▶ PROBLEM: Without omitting anything, return the records precisely as given.

Lines of data
.....

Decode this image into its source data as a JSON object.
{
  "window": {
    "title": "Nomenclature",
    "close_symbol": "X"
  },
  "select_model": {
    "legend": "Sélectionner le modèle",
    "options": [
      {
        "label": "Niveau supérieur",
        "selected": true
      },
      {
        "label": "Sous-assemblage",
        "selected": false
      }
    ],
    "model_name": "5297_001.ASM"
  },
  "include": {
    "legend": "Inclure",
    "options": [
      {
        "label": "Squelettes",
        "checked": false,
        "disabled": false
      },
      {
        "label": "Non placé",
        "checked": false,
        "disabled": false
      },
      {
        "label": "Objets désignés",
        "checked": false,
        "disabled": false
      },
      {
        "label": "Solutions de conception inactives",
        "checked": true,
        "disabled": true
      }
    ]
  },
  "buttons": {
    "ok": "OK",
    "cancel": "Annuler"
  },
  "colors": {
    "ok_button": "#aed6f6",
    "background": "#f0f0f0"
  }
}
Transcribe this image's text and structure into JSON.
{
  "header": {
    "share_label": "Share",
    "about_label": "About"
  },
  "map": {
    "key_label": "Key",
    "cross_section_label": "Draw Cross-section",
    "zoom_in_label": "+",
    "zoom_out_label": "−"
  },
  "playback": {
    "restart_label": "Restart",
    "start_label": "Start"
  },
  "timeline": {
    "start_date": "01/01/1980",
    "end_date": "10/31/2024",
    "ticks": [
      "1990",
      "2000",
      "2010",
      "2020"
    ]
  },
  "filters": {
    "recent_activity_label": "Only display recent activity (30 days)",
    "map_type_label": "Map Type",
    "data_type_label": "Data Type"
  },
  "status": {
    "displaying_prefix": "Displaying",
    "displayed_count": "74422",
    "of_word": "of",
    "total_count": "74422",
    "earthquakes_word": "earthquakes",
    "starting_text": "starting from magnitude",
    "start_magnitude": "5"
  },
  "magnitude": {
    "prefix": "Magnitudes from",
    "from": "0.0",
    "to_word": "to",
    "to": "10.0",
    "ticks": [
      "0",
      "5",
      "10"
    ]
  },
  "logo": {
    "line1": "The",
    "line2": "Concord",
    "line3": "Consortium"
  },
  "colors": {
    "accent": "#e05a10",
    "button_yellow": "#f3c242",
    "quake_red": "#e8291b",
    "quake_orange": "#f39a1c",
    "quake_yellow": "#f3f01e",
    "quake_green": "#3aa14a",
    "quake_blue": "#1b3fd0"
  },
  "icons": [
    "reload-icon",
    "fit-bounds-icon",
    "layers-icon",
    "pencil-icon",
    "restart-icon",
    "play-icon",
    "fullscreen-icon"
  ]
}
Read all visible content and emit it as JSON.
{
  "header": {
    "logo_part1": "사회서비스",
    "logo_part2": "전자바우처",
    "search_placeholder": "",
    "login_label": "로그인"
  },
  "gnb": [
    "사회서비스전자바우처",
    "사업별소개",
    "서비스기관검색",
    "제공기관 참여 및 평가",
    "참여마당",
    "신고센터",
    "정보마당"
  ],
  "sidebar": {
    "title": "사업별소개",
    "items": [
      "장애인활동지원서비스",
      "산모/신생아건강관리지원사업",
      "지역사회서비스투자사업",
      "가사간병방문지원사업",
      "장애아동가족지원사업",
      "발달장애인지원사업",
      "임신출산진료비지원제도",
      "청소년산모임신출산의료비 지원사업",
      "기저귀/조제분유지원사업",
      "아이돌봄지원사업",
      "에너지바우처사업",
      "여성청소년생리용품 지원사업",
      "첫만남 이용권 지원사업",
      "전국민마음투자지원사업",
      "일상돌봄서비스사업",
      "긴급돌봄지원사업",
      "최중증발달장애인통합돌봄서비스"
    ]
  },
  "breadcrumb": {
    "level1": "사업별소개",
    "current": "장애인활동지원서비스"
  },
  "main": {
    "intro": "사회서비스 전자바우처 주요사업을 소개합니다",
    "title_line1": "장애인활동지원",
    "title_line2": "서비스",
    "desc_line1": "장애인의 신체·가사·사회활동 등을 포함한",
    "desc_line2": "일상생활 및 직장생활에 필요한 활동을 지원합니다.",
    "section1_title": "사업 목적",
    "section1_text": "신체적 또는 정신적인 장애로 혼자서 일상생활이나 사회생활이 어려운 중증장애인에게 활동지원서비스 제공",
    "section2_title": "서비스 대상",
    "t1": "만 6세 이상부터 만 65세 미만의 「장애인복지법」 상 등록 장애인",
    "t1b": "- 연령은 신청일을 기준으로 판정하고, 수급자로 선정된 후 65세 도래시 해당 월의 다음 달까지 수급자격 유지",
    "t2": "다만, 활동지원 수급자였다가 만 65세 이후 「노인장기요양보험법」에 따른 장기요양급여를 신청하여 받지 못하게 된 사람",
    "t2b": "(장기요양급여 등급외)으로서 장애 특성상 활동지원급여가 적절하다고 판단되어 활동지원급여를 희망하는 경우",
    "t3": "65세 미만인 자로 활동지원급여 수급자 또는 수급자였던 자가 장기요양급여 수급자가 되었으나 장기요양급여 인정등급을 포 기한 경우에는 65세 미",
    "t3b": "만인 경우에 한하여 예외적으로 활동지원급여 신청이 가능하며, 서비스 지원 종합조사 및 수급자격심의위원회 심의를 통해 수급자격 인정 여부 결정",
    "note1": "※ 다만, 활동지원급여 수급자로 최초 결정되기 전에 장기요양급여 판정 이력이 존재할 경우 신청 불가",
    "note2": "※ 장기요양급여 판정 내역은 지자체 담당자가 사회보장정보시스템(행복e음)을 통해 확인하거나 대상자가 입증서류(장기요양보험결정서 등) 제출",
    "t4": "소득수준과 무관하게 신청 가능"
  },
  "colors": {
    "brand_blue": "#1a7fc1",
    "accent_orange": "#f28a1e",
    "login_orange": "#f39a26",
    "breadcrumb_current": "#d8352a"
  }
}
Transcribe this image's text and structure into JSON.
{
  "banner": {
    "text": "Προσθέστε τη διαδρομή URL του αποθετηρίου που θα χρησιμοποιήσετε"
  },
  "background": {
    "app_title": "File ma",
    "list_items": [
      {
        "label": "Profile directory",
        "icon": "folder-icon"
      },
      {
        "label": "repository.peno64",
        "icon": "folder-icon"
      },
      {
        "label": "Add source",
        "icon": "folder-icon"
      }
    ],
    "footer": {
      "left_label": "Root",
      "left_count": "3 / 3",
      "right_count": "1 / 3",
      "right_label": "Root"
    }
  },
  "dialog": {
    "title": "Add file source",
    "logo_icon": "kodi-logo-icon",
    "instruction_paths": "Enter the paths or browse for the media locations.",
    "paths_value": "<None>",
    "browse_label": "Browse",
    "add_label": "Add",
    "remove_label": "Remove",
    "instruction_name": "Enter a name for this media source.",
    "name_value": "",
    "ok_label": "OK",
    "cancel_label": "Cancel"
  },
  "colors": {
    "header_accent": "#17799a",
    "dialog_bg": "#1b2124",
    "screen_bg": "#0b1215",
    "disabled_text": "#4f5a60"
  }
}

.....

▶ EXERCISE OUTPUT:
Decode this image into its source data as a JSON object.
{
  "window": {
    "title": "Nomenclature",
    "close_symbol": "X"
  },
  "select_model": {
    "legend": "Sélectionner le modèle",
    "options": [
      {
        "label": "Niveau supérieur",
        "selected": true
      },
      {
        "label": "Sous-assemblage",
        "selected": false
      }
    ],
    "model_name": "5297_001.ASM"
  },
  "include": {
    "legend": "Inclure",
    "options": [
      {
        "label": "Squelettes",
        "checked": false,
        "disabled": false
      },
      {
        "label": "Non placé",
        "checked": false,
        "disabled": false
      },
      {
        "label": "Objets désignés",
        "checked": false,
        "disabled": false
      },
      {
        "label": "Solutions de conception inactives",
        "checked": true,
        "disabled": true
      }
    ]
  },
  "buttons": {
    "ok": "OK",
    "cancel": "Annuler"
  },
  "colors": {
    "ok_button": "#aed6f6",
    "background": "#f0f0f0"
  }
}
Transcribe this image's text and structure into JSON.
{
  "header": {
    "share_label": "Share",
    "about_label": "About"
  },
  "map": {
    "key_label": "Key",
    "cross_section_label": "Draw Cross-section",
    "zoom_in_label": "+",
    "zoom_out_label": "−"
  },
  "playback": {
    "restart_label": "Restart",
    "start_label": "Start"
  },
  "timeline": {
    "start_date": "01/01/1980",
    "end_date": "10/31/2024",
    "ticks": [
      "1990",
      "2000",
      "2010",
      "2020"
    ]
  },
  "filters": {
    "recent_activity_label": "Only display recent activity (30 days)",
    "map_type_label": "Map Type",
    "data_type_label": "Data Type"
  },
  "status": {
    "displaying_prefix": "Displaying",
    "displayed_count": "74422",
    "of_word": "of",
    "total_count": "74422",
    "earthquakes_word": "earthquakes",
    "starting_text": "starting from magnitude",
    "start_magnitude": "5"
  },
  "magnitude": {
    "prefix": "Magnitudes from",
    "from": "0.0",
    "to_word": "to",
    "to": "10.0",
    "ticks": [
      "0",
      "5",
      "10"
    ]
  },
  "logo": {
    "line1": "The",
    "line2": "Concord",
    "line3": "Consortium"
  },
  "colors": {
    "accent": "#e05a10",
    "button_yellow": "#f3c242",
    "quake_red": "#e8291b",
    "quake_orange": "#f39a1c",
    "quake_yellow": "#f3f01e",
    "quake_green": "#3aa14a",
    "quake_blue": "#1b3fd0"
  },
  "icons": [
    "reload-icon",
    "fit-bounds-icon",
    "layers-icon",
    "pencil-icon",
    "restart-icon",
    "play-icon",
    "fullscreen-icon"
  ]
}
Read all visible content and emit it as JSON.
{
  "header": {
    "logo_part1": "사회서비스",
    "logo_part2": "전자바우처",
    "search_placeholder": "",
    "login_label": "로그인"
  },
  "gnb": [
    "사회서비스전자바우처",
    "사업별소개",
    "서비스기관검색",
    "제공기관 참여 및 평가",
    "참여마당",
    "신고센터",
    "정보마당"
  ],
  "sidebar": {
    "title": "사업별소개",
    "items": [
      "장애인활동지원서비스",
      "산모/신생아건강관리지원사업",
      "지역사회서비스투자사업",
      "가사간병방문지원사업",
      "장애아동가족지원사업",
      "발달장애인지원사업",
      "임신출산진료비지원제도",
      "청소년산모임신출산의료비 지원사업",
      "기저귀/조제분유지원사업",
      "아이돌봄지원사업",
      "에너지바우처사업",
      "여성청소년생리용품 지원사업",
      "첫만남 이용권 지원사업",
      "전국민마음투자지원사업",
      "일상돌봄서비스사업",
      "긴급돌봄지원사업",
      "최중증발달장애인통합돌봄서비스"
    ]
  },
  "breadcrumb": {
    "level1": "사업별소개",
    "current": "장애인활동지원서비스"
  },
  "main": {
    "intro": "사회서비스 전자바우처 주요사업을 소개합니다",
    "title_line1": "장애인활동지원",
    "title_line2": "서비스",
    "desc_line1": "장애인의 신체·가사·사회활동 등을 포함한",
    "desc_line2": "일상생활 및 직장생활에 필요한 활동을 지원합니다.",
    "section1_title": "사업 목적",
    "section1_text": "신체적 또는 정신적인 장애로 혼자서 일상생활이나 사회생활이 어려운 중증장애인에게 활동지원서비스 제공",
    "section2_title": "서비스 대상",
    "t1": "만 6세 이상부터 만 65세 미만의 「장애인복지법」 상 등록 장애인",
    "t1b": "- 연령은 신청일을 기준으로 판정하고, 수급자로 선정된 후 65세 도래시 해당 월의 다음 달까지 수급자격 유지",
    "t2": "다만, 활동지원 수급자였다가 만 65세 이후 「노인장기요양보험법」에 따른 장기요양급여를 신청하여 받지 못하게 된 사람",
    "t2b": "(장기요양급여 등급외)으로서 장애 특성상 활동지원급여가 적절하다고 판단되어 활동지원급여를 희망하는 경우",
    "t3": "65세 미만인 자로 활동지원급여 수급자 또는 수급자였던 자가 장기요양급여 수급자가 되었으나 장기요양급여 인정등급을 포 기한 경우에는 65세 미",
    "t3b": "만인 경우에 한하여 예외적으로 활동지원급여 신청이 가능하며, 서비스 지원 종합조사 및 수급자격심의위원회 심의를 통해 수급자격 인정 여부 결정",
    "note1": "※ 다만, 활동지원급여 수급자로 최초 결정되기 전에 장기요양급여 판정 이력이 존재할 경우 신청 불가",
    "note2": "※ 장기요양급여 판정 내역은 지자체 담당자가 사회보장정보시스템(행복e음)을 통해 확인하거나 대상자가 입증서류(장기요양보험결정서 등) 제출",
    "t4": "소득수준과 무관하게 신청 가능"
  },
  "colors": {
    "brand_blue": "#1a7fc1",
    "accent_orange": "#f28a1e",
    "login_orange": "#f39a26",
    "breadcrumb_current": "#d8352a"
  }
}
Transcribe this image's text and structure into JSON.
{
  "banner": {
    "text": "Προσθέστε τη διαδρομή URL του αποθετηρίου που θα χρησιμοποιήσετε"
  },
  "background": {
    "app_title": "File ma",
    "list_items": [
      {
        "label": "Profile directory",
        "icon": "folder-icon"
      },
      {
        "label": "repository.peno64",
        "icon": "folder-icon"
      },
      {
        "label": "Add source",
        "icon": "folder-icon"
      }
    ],
    "footer": {
      "left_label": "Root",
      "left_count": "3 / 3",
      "right_count": "1 / 3",
      "right_label": "Root"
    }
  },
  "dialog": {
    "title": "Add file source",
    "logo_icon": "kodi-logo-icon",
    "instruction_paths": "Enter the paths or browse for the media locations.",
    "paths_value": "<None>",
    "browse_label": "Browse",
    "add_label": "Add",
    "remove_label": "Remove",
    "instruction_name": "Enter a name for this media source.",
    "name_value": "",
    "ok_label": "OK",
    "cancel_label": "Cancel"
  },
  "colors": {
    "header_accent": "#17799a",
    "dialog_bg": "#1b2124",
    "screen_bg": "#0b1215",
    "disabled_text": "#4f5a60"
  }
}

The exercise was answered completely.